Repeat exactly, and only, the lines from the line containing "Convert this document image to plain text." through the last line of the records below, including both.

— start Supplied information —

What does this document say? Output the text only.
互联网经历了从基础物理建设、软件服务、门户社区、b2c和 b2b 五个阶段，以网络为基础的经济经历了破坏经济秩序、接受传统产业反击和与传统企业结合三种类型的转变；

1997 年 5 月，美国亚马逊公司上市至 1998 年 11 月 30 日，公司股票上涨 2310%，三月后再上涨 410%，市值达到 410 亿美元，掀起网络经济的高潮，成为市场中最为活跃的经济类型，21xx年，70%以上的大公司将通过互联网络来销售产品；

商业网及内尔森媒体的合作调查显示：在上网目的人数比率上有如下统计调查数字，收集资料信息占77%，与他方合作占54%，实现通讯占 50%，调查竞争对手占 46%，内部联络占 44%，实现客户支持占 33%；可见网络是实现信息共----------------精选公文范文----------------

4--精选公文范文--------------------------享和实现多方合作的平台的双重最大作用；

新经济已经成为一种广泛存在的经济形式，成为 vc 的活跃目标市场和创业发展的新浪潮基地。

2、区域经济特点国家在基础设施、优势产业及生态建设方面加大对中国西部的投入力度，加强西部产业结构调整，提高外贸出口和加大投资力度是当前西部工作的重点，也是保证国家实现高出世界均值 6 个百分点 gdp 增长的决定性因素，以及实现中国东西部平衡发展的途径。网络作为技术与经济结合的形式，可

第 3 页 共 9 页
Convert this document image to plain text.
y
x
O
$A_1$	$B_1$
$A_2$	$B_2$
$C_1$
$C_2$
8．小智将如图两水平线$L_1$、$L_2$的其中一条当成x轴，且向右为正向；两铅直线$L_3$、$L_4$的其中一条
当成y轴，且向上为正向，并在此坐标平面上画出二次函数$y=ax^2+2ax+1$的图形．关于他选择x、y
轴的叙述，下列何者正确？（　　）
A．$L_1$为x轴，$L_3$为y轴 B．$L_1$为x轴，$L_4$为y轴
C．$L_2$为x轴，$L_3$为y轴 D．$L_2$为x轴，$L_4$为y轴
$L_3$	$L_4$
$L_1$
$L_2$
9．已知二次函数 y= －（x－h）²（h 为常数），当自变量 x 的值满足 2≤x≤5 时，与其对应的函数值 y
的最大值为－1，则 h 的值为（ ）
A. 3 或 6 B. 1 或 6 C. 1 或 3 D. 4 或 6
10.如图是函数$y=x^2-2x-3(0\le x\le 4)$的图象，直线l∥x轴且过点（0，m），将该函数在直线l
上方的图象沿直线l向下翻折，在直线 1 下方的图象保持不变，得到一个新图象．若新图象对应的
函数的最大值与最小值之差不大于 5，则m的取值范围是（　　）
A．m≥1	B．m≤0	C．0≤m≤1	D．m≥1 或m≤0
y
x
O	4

— end Supplied information —

- _Finished exercise_
Convert this document image to plain text.
y
x
O
$A_1$	$B_1$
$A_2$	$B_2$
$C_1$
$C_2$
8．小智将如图两水平线$L_1$、$L_2$的其中一条当成x轴，且向右为正向；两铅直线$L_3$、$L_4$的其中一条
当成y轴，且向上为正向，并在此坐标平面上画出二次函数$y=ax^2+2ax+1$的图形．关于他选择x、y
轴的叙述，下列何者正确？（　　）
A．$L_1$为x轴，$L_3$为y轴 B．$L_1$为x轴，$L_4$为y轴
C．$L_2$为x轴，$L_3$为y轴 D．$L_2$为x轴，$L_4$为y轴
$L_3$	$L_4$
$L_1$
$L_2$
9．已知二次函数 y= －（x－h）²（h 为常数），当自变量 x 的值满足 2≤x≤5 时，与其对应的函数值 y
的最大值为－1，则 h 的值为（ ）
A. 3 或 6 B. 1 或 6 C. 1 或 3 D. 4 或 6
10.如图是函数$y=x^2-2x-3(0\le x\le 4)$的图象，直线l∥x轴且过点（0，m），将该函数在直线l
上方的图象沿直线l向下翻折，在直线 1 下方的图象保持不变，得到一个新图象．若新图象对应的
函数的最大值与最小值之差不大于 5，则m的取值范围是（　　）
A．m≥1	B．m≤0	C．0≤m≤1	D．m≥1 或m≤0
y
x
O	4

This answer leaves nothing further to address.